*Written task*. All of the listing below must be repeated word for word. Pictures are the only thing to omit.

Raw records:
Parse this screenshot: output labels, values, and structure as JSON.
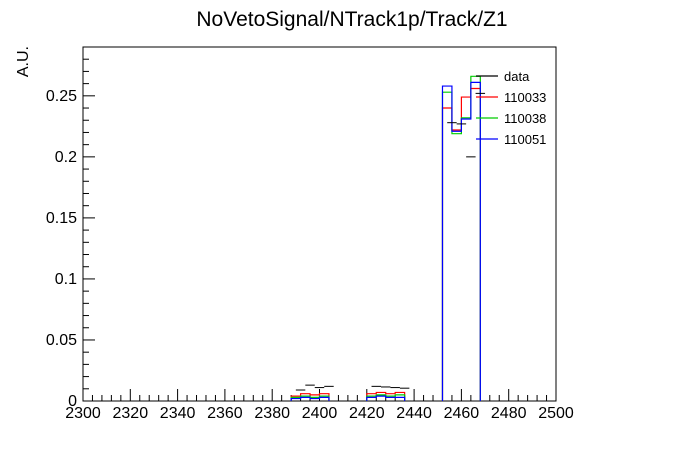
{
  "chart_data": {
    "type": "histogram",
    "title": "NoVetoSignal/NTrack1p/Track/Z1",
    "ylabel": "A.U.",
    "xlabel": "",
    "xlim": [
      2300,
      2500
    ],
    "ylim": [
      0,
      0.29
    ],
    "x_ticks": [
      2300,
      2320,
      2340,
      2360,
      2380,
      2400,
      2420,
      2440,
      2460,
      2480,
      2500
    ],
    "y_ticks": [
      0,
      0.05,
      0.1,
      0.15,
      0.2,
      0.25
    ],
    "y_tick_labels": [
      "0",
      "0.05",
      "0.1",
      "0.15",
      "0.2",
      "0.25"
    ],
    "grid": false,
    "legend_position": "top-right",
    "bin_edges": [
      2388,
      2392,
      2396,
      2400,
      2404,
      2420,
      2424,
      2428,
      2432,
      2436,
      2452,
      2456,
      2460,
      2464,
      2468
    ],
    "series": [
      {
        "name": "data",
        "color": "#000000",
        "style": "points",
        "points": [
          {
            "x": 2392,
            "y": 0.009,
            "xerr": 2
          },
          {
            "x": 2396,
            "y": 0.013,
            "xerr": 2
          },
          {
            "x": 2400,
            "y": 0.011,
            "xerr": 2
          },
          {
            "x": 2404,
            "y": 0.012,
            "xerr": 2
          },
          {
            "x": 2424,
            "y": 0.012,
            "xerr": 2
          },
          {
            "x": 2428,
            "y": 0.0115,
            "xerr": 2
          },
          {
            "x": 2432,
            "y": 0.011,
            "xerr": 2
          },
          {
            "x": 2436,
            "y": 0.0105,
            "xerr": 2
          },
          {
            "x": 2456,
            "y": 0.228,
            "xerr": 2
          },
          {
            "x": 2460,
            "y": 0.227,
            "xerr": 2
          },
          {
            "x": 2464,
            "y": 0.2,
            "xerr": 2
          },
          {
            "x": 2468,
            "y": 0.252,
            "xerr": 2
          }
        ]
      },
      {
        "name": "110033",
        "color": "#ff0000",
        "style": "step",
        "bins": [
          {
            "x0": 2388,
            "x1": 2392,
            "y": 0.004
          },
          {
            "x0": 2392,
            "x1": 2396,
            "y": 0.006
          },
          {
            "x0": 2396,
            "x1": 2400,
            "y": 0.005
          },
          {
            "x0": 2400,
            "x1": 2404,
            "y": 0.006
          },
          {
            "x0": 2420,
            "x1": 2424,
            "y": 0.006
          },
          {
            "x0": 2424,
            "x1": 2428,
            "y": 0.007
          },
          {
            "x0": 2428,
            "x1": 2432,
            "y": 0.006
          },
          {
            "x0": 2432,
            "x1": 2436,
            "y": 0.007
          },
          {
            "x0": 2452,
            "x1": 2456,
            "y": 0.24
          },
          {
            "x0": 2456,
            "x1": 2460,
            "y": 0.222
          },
          {
            "x0": 2460,
            "x1": 2464,
            "y": 0.249
          },
          {
            "x0": 2464,
            "x1": 2468,
            "y": 0.256
          }
        ]
      },
      {
        "name": "110038",
        "color": "#00cc00",
        "style": "step",
        "bins": [
          {
            "x0": 2388,
            "x1": 2392,
            "y": 0.003
          },
          {
            "x0": 2392,
            "x1": 2396,
            "y": 0.004
          },
          {
            "x0": 2396,
            "x1": 2400,
            "y": 0.003
          },
          {
            "x0": 2400,
            "x1": 2404,
            "y": 0.004
          },
          {
            "x0": 2420,
            "x1": 2424,
            "y": 0.004
          },
          {
            "x0": 2424,
            "x1": 2428,
            "y": 0.005
          },
          {
            "x0": 2428,
            "x1": 2432,
            "y": 0.004
          },
          {
            "x0": 2432,
            "x1": 2436,
            "y": 0.005
          },
          {
            "x0": 2452,
            "x1": 2456,
            "y": 0.253
          },
          {
            "x0": 2456,
            "x1": 2460,
            "y": 0.219
          },
          {
            "x0": 2460,
            "x1": 2464,
            "y": 0.232
          },
          {
            "x0": 2464,
            "x1": 2468,
            "y": 0.266
          }
        ]
      },
      {
        "name": "110051",
        "color": "#0000ff",
        "style": "step",
        "bins": [
          {
            "x0": 2388,
            "x1": 2392,
            "y": 0.002
          },
          {
            "x0": 2392,
            "x1": 2396,
            "y": 0.003
          },
          {
            "x0": 2396,
            "x1": 2400,
            "y": 0.002
          },
          {
            "x0": 2400,
            "x1": 2404,
            "y": 0.003
          },
          {
            "x0": 2420,
            "x1": 2424,
            "y": 0.003
          },
          {
            "x0": 2424,
            "x1": 2428,
            "y": 0.004
          },
          {
            "x0": 2428,
            "x1": 2432,
            "y": 0.003
          },
          {
            "x0": 2432,
            "x1": 2436,
            "y": 0.003
          },
          {
            "x0": 2452,
            "x1": 2456,
            "y": 0.258
          },
          {
            "x0": 2456,
            "x1": 2460,
            "y": 0.221
          },
          {
            "x0": 2460,
            "x1": 2464,
            "y": 0.231
          },
          {
            "x0": 2464,
            "x1": 2468,
            "y": 0.261
          }
        ]
      }
    ]
  }
}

*Exercise answer*.
Parse this screenshot: output labels, values, and structure as JSON.
{
  "chart_data": {
    "type": "histogram",
    "title": "NoVetoSignal/NTrack1p/Track/Z1",
    "ylabel": "A.U.",
    "xlabel": "",
    "xlim": [
      2300,
      2500
    ],
    "ylim": [
      0,
      0.29
    ],
    "x_ticks": [
      2300,
      2320,
      2340,
      2360,
      2380,
      2400,
      2420,
      2440,
      2460,
      2480,
      2500
    ],
    "y_ticks": [
      0,
      0.05,
      0.1,
      0.15,
      0.2,
      0.25
    ],
    "y_tick_labels": [
      "0",
      "0.05",
      "0.1",
      "0.15",
      "0.2",
      "0.25"
    ],
    "grid": false,
    "legend_position": "top-right",
    "bin_edges": [
      2388,
      2392,
      2396,
      2400,
      2404,
      2420,
      2424,
      2428,
      2432,
      2436,
      2452,
      2456,
      2460,
      2464,
      2468
    ],
    "series": [
      {
        "name": "data",
        "color": "#000000",
        "style": "points",
        "points": [
          {
            "x": 2392,
            "y": 0.009,
            "xerr": 2
          },
          {
            "x": 2396,
            "y": 0.013,
            "xerr": 2
          },
          {
            "x": 2400,
            "y": 0.011,
            "xerr": 2
          },
          {
            "x": 2404,
            "y": 0.012,
            "xerr": 2
          },
          {
            "x": 2424,
            "y": 0.012,
            "xerr": 2
          },
          {
            "x": 2428,
            "y": 0.0115,
            "xerr": 2
          },
          {
            "x": 2432,
            "y": 0.011,
            "xerr": 2
          },
          {
            "x": 2436,
            "y": 0.0105,
            "xerr": 2
          },
          {
            "x": 2456,
            "y": 0.228,
            "xerr": 2
          },
          {
            "x": 2460,
            "y": 0.227,
            "xerr": 2
          },
          {
            "x": 2464,
            "y": 0.2,
            "xerr": 2
          },
          {
            "x": 2468,
            "y": 0.252,
            "xerr": 2
          }
        ]
      },
      {
        "name": "110033",
        "color": "#ff0000",
        "style": "step",
        "bins": [
          {
            "x0": 2388,
            "x1": 2392,
            "y": 0.004
          },
          {
            "x0": 2392,
            "x1": 2396,
            "y": 0.006
          },
          {
            "x0": 2396,
            "x1": 2400,
            "y": 0.005
          },
          {
            "x0": 2400,
            "x1": 2404,
            "y": 0.006
          },
          {
            "x0": 2420,
            "x1": 2424,
            "y": 0.006
          },
          {
            "x0": 2424,
            "x1": 2428,
            "y": 0.007
          },
          {
            "x0": 2428,
            "x1": 2432,
            "y": 0.006
          },
          {
            "x0": 2432,
            "x1": 2436,
            "y": 0.007
          },
          {
            "x0": 2452,
            "x1": 2456,
            "y": 0.24
          },
          {
            "x0": 2456,
            "x1": 2460,
            "y": 0.222
          },
          {
            "x0": 2460,
            "x1": 2464,
            "y": 0.249
          },
          {
            "x0": 2464,
            "x1": 2468,
            "y": 0.256
          }
        ]
      },
      {
        "name": "110038",
        "color": "#00cc00",
        "style": "step",
        "bins": [
          {
            "x0": 2388,
            "x1": 2392,
            "y": 0.003
          },
          {
            "x0": 2392,
            "x1": 2396,
            "y": 0.004
          },
          {
            "x0": 2396,
            "x1": 2400,
            "y": 0.003
          },
          {
            "x0": 2400,
            "x1": 2404,
            "y": 0.004
          },
          {
            "x0": 2420,
            "x1": 2424,
            "y": 0.004
          },
          {
            "x0": 2424,
            "x1": 2428,
            "y": 0.005
          },
          {
            "x0": 2428,
            "x1": 2432,
            "y": 0.004
          },
          {
            "x0": 2432,
            "x1": 2436,
            "y": 0.005
          },
          {
            "x0": 2452,
            "x1": 2456,
            "y": 0.253
          },
          {
            "x0": 2456,
            "x1": 2460,
            "y": 0.219
          },
          {
            "x0": 2460,
            "x1": 2464,
            "y": 0.232
          },
          {
            "x0": 2464,
            "x1": 2468,
            "y": 0.266
          }
        ]
      },
      {
        "name": "110051",
        "color": "#0000ff",
        "style": "step",
        "bins": [
          {
            "x0": 2388,
            "x1": 2392,
            "y": 0.002
          },
          {
            "x0": 2392,
            "x1": 2396,
            "y": 0.003
          },
          {
            "x0": 2396,
            "x1": 2400,
            "y": 0.002
          },
          {
            "x0": 2400,
            "x1": 2404,
            "y": 0.003
          },
          {
            "x0": 2420,
            "x1": 2424,
            "y": 0.003
          },
          {
            "x0": 2424,
            "x1": 2428,
            "y": 0.004
          },
          {
            "x0": 2428,
            "x1": 2432,
            "y": 0.003
          },
          {
            "x0": 2432,
            "x1": 2436,
            "y": 0.003
          },
          {
            "x0": 2452,
            "x1": 2456,
            "y": 0.258
          },
          {
            "x0": 2456,
            "x1": 2460,
            "y": 0.221
          },
          {
            "x0": 2460,
            "x1": 2464,
            "y": 0.231
          },
          {
            "x0": 2464,
            "x1": 2468,
            "y": 0.261
          }
        ]
      }
    ]
  }
}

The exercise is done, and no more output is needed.